# PROVIDED DATA
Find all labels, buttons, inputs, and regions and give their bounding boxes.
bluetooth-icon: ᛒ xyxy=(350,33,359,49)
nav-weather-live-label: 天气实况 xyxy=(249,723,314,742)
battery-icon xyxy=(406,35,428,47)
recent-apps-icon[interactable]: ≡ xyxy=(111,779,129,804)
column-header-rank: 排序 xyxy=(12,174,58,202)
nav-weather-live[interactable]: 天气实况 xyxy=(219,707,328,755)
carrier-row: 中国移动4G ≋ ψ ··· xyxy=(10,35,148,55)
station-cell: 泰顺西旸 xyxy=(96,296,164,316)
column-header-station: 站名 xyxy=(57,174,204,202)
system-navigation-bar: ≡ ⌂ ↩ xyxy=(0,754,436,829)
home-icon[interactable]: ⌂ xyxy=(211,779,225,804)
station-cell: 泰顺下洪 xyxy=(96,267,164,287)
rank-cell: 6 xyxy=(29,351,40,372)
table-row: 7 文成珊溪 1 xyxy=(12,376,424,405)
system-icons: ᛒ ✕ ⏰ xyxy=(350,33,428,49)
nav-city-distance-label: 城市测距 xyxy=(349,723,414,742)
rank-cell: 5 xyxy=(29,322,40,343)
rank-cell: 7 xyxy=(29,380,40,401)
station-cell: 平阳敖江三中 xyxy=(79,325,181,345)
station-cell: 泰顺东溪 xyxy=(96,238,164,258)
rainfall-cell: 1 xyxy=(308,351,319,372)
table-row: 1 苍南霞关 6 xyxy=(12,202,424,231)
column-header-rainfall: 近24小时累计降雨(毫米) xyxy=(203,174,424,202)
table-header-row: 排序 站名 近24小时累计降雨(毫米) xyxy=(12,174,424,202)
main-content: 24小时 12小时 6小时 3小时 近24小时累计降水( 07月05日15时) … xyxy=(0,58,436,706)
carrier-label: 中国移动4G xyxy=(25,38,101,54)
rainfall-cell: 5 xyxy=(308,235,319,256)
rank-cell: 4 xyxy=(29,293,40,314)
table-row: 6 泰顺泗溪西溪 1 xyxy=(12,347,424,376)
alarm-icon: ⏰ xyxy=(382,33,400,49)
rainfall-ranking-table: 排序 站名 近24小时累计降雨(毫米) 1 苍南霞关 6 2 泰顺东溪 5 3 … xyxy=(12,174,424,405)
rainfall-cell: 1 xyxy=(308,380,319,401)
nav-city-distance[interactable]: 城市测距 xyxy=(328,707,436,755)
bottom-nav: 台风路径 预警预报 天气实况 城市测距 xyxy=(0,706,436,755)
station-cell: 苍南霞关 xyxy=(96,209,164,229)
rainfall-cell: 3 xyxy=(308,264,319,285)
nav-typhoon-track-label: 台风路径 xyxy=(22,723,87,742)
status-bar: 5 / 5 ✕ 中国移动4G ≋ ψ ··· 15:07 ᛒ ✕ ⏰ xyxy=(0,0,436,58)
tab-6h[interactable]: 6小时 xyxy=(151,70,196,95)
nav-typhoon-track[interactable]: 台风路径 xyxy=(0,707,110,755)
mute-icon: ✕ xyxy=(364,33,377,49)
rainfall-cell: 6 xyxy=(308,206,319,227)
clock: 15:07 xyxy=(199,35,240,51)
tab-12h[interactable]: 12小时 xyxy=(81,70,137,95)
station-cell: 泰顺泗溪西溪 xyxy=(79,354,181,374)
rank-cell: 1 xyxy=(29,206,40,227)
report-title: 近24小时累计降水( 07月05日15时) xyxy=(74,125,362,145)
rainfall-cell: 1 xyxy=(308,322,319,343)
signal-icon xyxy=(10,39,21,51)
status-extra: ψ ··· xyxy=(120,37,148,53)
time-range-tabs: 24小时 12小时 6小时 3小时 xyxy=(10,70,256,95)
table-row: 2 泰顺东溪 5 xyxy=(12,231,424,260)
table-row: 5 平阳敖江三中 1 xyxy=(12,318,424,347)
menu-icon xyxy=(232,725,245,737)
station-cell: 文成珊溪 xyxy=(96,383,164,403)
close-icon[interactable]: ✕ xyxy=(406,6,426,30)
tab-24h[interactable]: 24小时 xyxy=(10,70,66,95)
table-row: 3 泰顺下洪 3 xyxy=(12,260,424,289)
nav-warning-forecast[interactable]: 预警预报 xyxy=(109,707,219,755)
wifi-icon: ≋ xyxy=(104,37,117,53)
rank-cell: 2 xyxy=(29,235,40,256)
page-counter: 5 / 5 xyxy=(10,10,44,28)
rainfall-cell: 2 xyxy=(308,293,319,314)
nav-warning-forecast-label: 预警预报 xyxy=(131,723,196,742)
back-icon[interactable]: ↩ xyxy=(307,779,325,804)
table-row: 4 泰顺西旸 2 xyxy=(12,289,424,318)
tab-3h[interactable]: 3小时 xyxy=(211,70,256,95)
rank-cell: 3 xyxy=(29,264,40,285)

# PROBLEM TO WORK ON
Please copy the lines above back out word for word, keeping their order.

# RESPONSE TO THIS TASK
Find all labels, buttons, inputs, and regions and give their bounding boxes.
bluetooth-icon: ᛒ xyxy=(350,33,359,49)
nav-weather-live-label: 天气实况 xyxy=(249,723,314,742)
battery-icon xyxy=(406,35,428,47)
recent-apps-icon[interactable]: ≡ xyxy=(111,779,129,804)
column-header-rank: 排序 xyxy=(12,174,58,202)
nav-weather-live[interactable]: 天气实况 xyxy=(219,707,328,755)
carrier-row: 中国移动4G ≋ ψ ··· xyxy=(10,35,148,55)
station-cell: 泰顺西旸 xyxy=(96,296,164,316)
column-header-station: 站名 xyxy=(57,174,204,202)
system-navigation-bar: ≡ ⌂ ↩ xyxy=(0,754,436,829)
home-icon[interactable]: ⌂ xyxy=(211,779,225,804)
station-cell: 泰顺下洪 xyxy=(96,267,164,287)
rank-cell: 6 xyxy=(29,351,40,372)
table-row: 7 文成珊溪 1 xyxy=(12,376,424,405)
system-icons: ᛒ ✕ ⏰ xyxy=(350,33,428,49)
nav-city-distance-label: 城市测距 xyxy=(349,723,414,742)
rank-cell: 5 xyxy=(29,322,40,343)
rank-cell: 7 xyxy=(29,380,40,401)
station-cell: 平阳敖江三中 xyxy=(79,325,181,345)
station-cell: 泰顺东溪 xyxy=(96,238,164,258)
rainfall-cell: 1 xyxy=(308,351,319,372)
table-row: 1 苍南霞关 6 xyxy=(12,202,424,231)
column-header-rainfall: 近24小时累计降雨(毫米) xyxy=(203,174,424,202)
table-header-row: 排序 站名 近24小时累计降雨(毫米) xyxy=(12,174,424,202)
main-content: 24小时 12小时 6小时 3小时 近24小时累计降水( 07月05日15时) … xyxy=(0,58,436,706)
carrier-label: 中国移动4G xyxy=(25,38,101,54)
rainfall-cell: 5 xyxy=(308,235,319,256)
rank-cell: 4 xyxy=(29,293,40,314)
table-row: 6 泰顺泗溪西溪 1 xyxy=(12,347,424,376)
alarm-icon: ⏰ xyxy=(382,33,400,49)
rainfall-ranking-table: 排序 站名 近24小时累计降雨(毫米) 1 苍南霞关 6 2 泰顺东溪 5 3 … xyxy=(12,174,424,405)
rainfall-cell: 1 xyxy=(308,380,319,401)
nav-city-distance[interactable]: 城市测距 xyxy=(328,707,436,755)
bottom-nav: 台风路径 预警预报 天气实况 城市测距 xyxy=(0,706,436,755)
station-cell: 苍南霞关 xyxy=(96,209,164,229)
rainfall-cell: 3 xyxy=(308,264,319,285)
nav-typhoon-track-label: 台风路径 xyxy=(22,723,87,742)
status-bar: 5 / 5 ✕ 中国移动4G ≋ ψ ··· 15:07 ᛒ ✕ ⏰ xyxy=(0,0,436,58)
tab-6h[interactable]: 6小时 xyxy=(151,70,196,95)
nav-typhoon-track[interactable]: 台风路径 xyxy=(0,707,110,755)
mute-icon: ✕ xyxy=(364,33,377,49)
rainfall-cell: 6 xyxy=(308,206,319,227)
clock: 15:07 xyxy=(199,35,240,51)
tab-12h[interactable]: 12小时 xyxy=(81,70,137,95)
station-cell: 泰顺泗溪西溪 xyxy=(79,354,181,374)
rank-cell: 1 xyxy=(29,206,40,227)
report-title: 近24小时累计降水( 07月05日15时) xyxy=(74,125,362,145)
rainfall-cell: 1 xyxy=(308,322,319,343)
signal-icon xyxy=(10,39,21,51)
status-extra: ψ ··· xyxy=(120,37,148,53)
time-range-tabs: 24小时 12小时 6小时 3小时 xyxy=(10,70,256,95)
table-row: 2 泰顺东溪 5 xyxy=(12,231,424,260)
table-row: 5 平阳敖江三中 1 xyxy=(12,318,424,347)
menu-icon xyxy=(232,725,245,737)
station-cell: 文成珊溪 xyxy=(96,383,164,403)
close-icon[interactable]: ✕ xyxy=(406,6,426,30)
tab-24h[interactable]: 24小时 xyxy=(10,70,66,95)
table-row: 3 泰顺下洪 3 xyxy=(12,260,424,289)
nav-warning-forecast[interactable]: 预警预报 xyxy=(109,707,219,755)
wifi-icon: ≋ xyxy=(104,37,117,53)
rank-cell: 2 xyxy=(29,235,40,256)
page-counter: 5 / 5 xyxy=(10,10,44,28)
rainfall-cell: 2 xyxy=(308,293,319,314)
nav-warning-forecast-label: 预警预报 xyxy=(131,723,196,742)
back-icon[interactable]: ↩ xyxy=(307,779,325,804)
table-row: 4 泰顺西旸 2 xyxy=(12,289,424,318)
tab-3h[interactable]: 3小时 xyxy=(211,70,256,95)
rank-cell: 3 xyxy=(29,264,40,285)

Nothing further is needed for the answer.